#### EXERCISE TASK:
Omit every picture and output the rest of the records exactly as they are.

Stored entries
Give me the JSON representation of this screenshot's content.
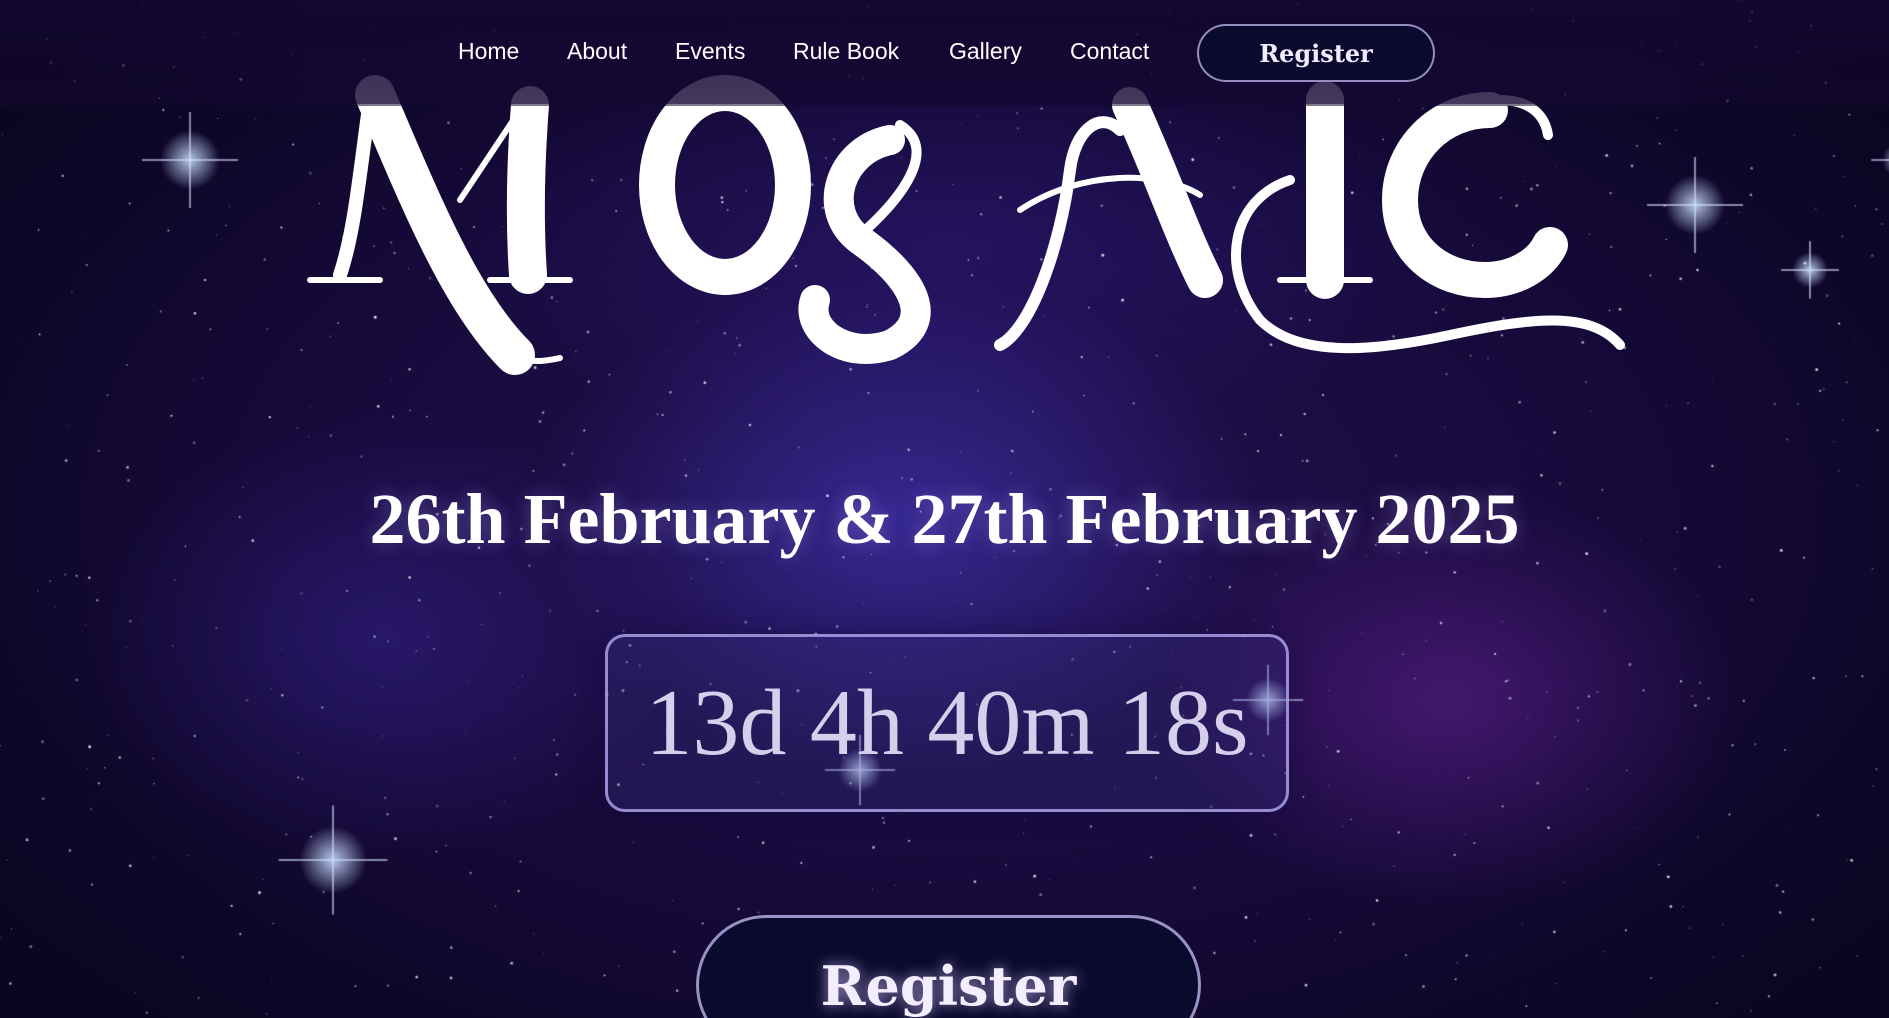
{
  "nav": {
    "items": [
      {
        "label": "Home"
      },
      {
        "label": "About"
      },
      {
        "label": "Events"
      },
      {
        "label": "Rule Book"
      },
      {
        "label": "Gallery"
      },
      {
        "label": "Contact"
      }
    ],
    "register_label": "Register"
  },
  "hero": {
    "logo_text": "MOSAIC",
    "date_text": "26th February & 27th February 2025",
    "countdown": {
      "days": 13,
      "hours": 4,
      "minutes": 40,
      "seconds": 18,
      "display": "13d 4h 40m 18s"
    },
    "register_label": "Register"
  },
  "colors": {
    "background": "#160a3a",
    "text": "#ffffff",
    "countdown_text": "#d4d0ec",
    "button_bg": "#0a0a2e",
    "button_border": "#beb4eb"
  }
}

#### FINISHED EXERCISE:
Give me the JSON representation of this screenshot's content.
{
  "nav": {
    "items": [
      {
        "label": "Home"
      },
      {
        "label": "About"
      },
      {
        "label": "Events"
      },
      {
        "label": "Rule Book"
      },
      {
        "label": "Gallery"
      },
      {
        "label": "Contact"
      }
    ],
    "register_label": "Register"
  },
  "hero": {
    "logo_text": "MOSAIC",
    "date_text": "26th February & 27th February 2025",
    "countdown": {
      "days": 13,
      "hours": 4,
      "minutes": 40,
      "seconds": 18,
      "display": "13d 4h 40m 18s"
    },
    "register_label": "Register"
  },
  "colors": {
    "background": "#160a3a",
    "text": "#ffffff",
    "countdown_text": "#d4d0ec",
    "button_bg": "#0a0a2e",
    "button_border": "#beb4eb"
  }
}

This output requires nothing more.